= YOUR OBJECTIVE =
Reproduce the listing below exactly, minus its pictures.

****************

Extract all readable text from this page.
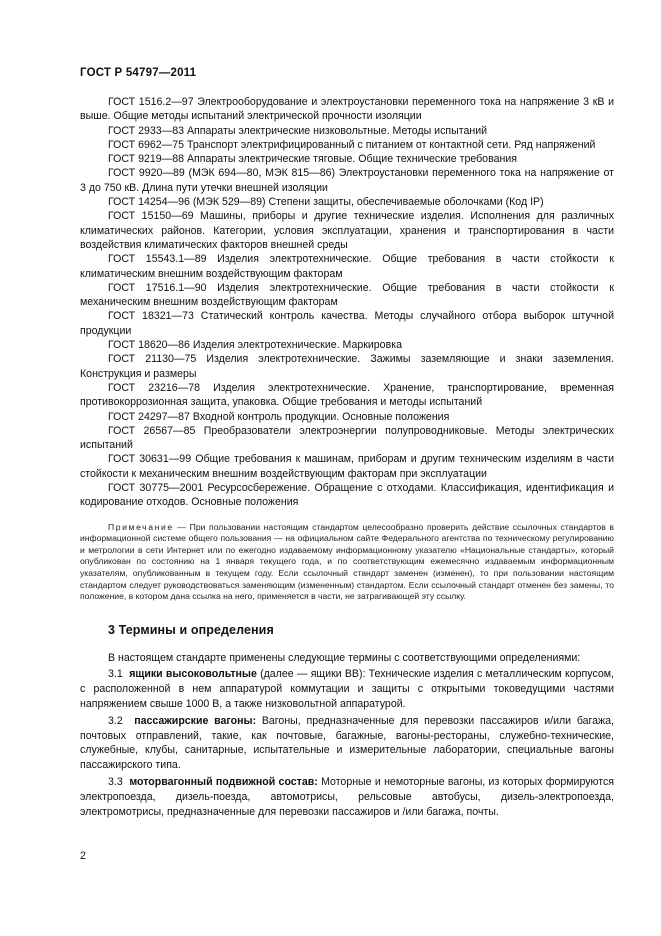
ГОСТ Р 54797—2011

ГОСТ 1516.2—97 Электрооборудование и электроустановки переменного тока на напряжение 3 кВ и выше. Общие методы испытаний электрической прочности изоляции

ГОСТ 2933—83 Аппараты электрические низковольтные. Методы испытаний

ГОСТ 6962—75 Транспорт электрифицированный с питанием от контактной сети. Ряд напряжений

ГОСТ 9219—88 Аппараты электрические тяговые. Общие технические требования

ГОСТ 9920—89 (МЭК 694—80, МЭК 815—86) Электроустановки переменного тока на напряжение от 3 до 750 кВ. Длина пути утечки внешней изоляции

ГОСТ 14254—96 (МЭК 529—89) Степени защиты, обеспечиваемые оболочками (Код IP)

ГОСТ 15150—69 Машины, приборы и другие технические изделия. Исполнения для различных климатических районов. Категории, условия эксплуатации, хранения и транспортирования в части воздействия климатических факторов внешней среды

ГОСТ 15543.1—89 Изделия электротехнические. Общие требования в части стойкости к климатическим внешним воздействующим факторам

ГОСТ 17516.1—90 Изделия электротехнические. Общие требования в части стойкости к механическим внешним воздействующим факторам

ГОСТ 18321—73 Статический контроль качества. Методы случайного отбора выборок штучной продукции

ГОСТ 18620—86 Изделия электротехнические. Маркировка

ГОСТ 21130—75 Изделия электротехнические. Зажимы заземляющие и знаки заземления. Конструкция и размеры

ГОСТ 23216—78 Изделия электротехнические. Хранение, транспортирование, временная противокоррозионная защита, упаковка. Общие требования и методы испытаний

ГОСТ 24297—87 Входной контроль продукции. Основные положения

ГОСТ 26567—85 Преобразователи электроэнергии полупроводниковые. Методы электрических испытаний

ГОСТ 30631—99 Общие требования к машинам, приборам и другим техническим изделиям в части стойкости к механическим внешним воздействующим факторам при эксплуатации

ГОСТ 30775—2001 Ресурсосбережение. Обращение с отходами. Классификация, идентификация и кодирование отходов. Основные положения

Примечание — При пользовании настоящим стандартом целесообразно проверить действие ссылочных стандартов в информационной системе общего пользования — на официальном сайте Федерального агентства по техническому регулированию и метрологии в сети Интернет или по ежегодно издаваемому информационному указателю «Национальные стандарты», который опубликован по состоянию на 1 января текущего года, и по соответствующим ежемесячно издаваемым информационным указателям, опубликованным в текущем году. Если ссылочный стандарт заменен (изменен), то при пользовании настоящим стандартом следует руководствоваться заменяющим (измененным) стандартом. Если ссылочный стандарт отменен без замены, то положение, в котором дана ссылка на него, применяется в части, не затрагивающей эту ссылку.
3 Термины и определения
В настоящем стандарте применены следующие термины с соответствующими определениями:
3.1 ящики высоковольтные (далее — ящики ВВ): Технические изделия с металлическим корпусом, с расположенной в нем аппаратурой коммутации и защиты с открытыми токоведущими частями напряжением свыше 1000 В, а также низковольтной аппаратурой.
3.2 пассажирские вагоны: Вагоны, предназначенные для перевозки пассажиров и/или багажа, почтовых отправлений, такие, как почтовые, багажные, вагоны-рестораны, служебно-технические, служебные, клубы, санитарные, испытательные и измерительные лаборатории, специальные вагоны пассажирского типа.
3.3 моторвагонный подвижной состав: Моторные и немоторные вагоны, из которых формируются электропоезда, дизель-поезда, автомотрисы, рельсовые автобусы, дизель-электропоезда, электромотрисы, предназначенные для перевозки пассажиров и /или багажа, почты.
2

****************

= RESULT OF THIS EXERCISE =
Extract all readable text from this page.
ГОСТ Р 54797—2011

ГОСТ 1516.2—97 Электрооборудование и электроустановки переменного тока на напряжение 3 кВ и выше. Общие методы испытаний электрической прочности изоляции

ГОСТ 2933—83 Аппараты электрические низковольтные. Методы испытаний

ГОСТ 6962—75 Транспорт электрифицированный с питанием от контактной сети. Ряд напряжений

ГОСТ 9219—88 Аппараты электрические тяговые. Общие технические требования

ГОСТ 9920—89 (МЭК 694—80, МЭК 815—86) Электроустановки переменного тока на напряжение от 3 до 750 кВ. Длина пути утечки внешней изоляции

ГОСТ 14254—96 (МЭК 529—89) Степени защиты, обеспечиваемые оболочками (Код IP)

ГОСТ 15150—69 Машины, приборы и другие технические изделия. Исполнения для различных климатических районов. Категории, условия эксплуатации, хранения и транспортирования в части воздействия климатических факторов внешней среды

ГОСТ 15543.1—89 Изделия электротехнические. Общие требования в части стойкости к климатическим внешним воздействующим факторам

ГОСТ 17516.1—90 Изделия электротехнические. Общие требования в части стойкости к механическим внешним воздействующим факторам

ГОСТ 18321—73 Статический контроль качества. Методы случайного отбора выборок штучной продукции

ГОСТ 18620—86 Изделия электротехнические. Маркировка

ГОСТ 21130—75 Изделия электротехнические. Зажимы заземляющие и знаки заземления. Конструкция и размеры

ГОСТ 23216—78 Изделия электротехнические. Хранение, транспортирование, временная противокоррозионная защита, упаковка. Общие требования и методы испытаний

ГОСТ 24297—87 Входной контроль продукции. Основные положения

ГОСТ 26567—85 Преобразователи электроэнергии полупроводниковые. Методы электрических испытаний

ГОСТ 30631—99 Общие требования к машинам, приборам и другим техническим изделиям в части стойкости к механическим внешним воздействующим факторам при эксплуатации

ГОСТ 30775—2001 Ресурсосбережение. Обращение с отходами. Классификация, идентификация и кодирование отходов. Основные положения

Примечание — При пользовании настоящим стандартом целесообразно проверить действие ссылочных стандартов в информационной системе общего пользования — на официальном сайте Федерального агентства по техническому регулированию и метрологии в сети Интернет или по ежегодно издаваемому информационному указателю «Национальные стандарты», который опубликован по состоянию на 1 января текущего года, и по соответствующим ежемесячно издаваемым информационным указателям, опубликованным в текущем году. Если ссылочный стандарт заменен (изменен), то при пользовании настоящим стандартом следует руководствоваться заменяющим (измененным) стандартом. Если ссылочный стандарт отменен без замены, то положение, в котором дана ссылка на него, применяется в части, не затрагивающей эту ссылку.
3 Термины и определения
В настоящем стандарте применены следующие термины с соответствующими определениями:
3.1 ящики высоковольтные (далее — ящики ВВ): Технические изделия с металлическим корпусом, с расположенной в нем аппаратурой коммутации и защиты с открытыми токоведущими частями напряжением свыше 1000 В, а также низковольтной аппаратурой.
3.2 пассажирские вагоны: Вагоны, предназначенные для перевозки пассажиров и/или багажа, почтовых отправлений, такие, как почтовые, багажные, вагоны-рестораны, служебно-технические, служебные, клубы, санитарные, испытательные и измерительные лаборатории, специальные вагоны пассажирского типа.
3.3 моторвагонный подвижной состав: Моторные и немоторные вагоны, из которых формируются электропоезда, дизель-поезда, автомотрисы, рельсовые автобусы, дизель-электропоезда, электромотрисы, предназначенные для перевозки пассажиров и /или багажа, почты.
2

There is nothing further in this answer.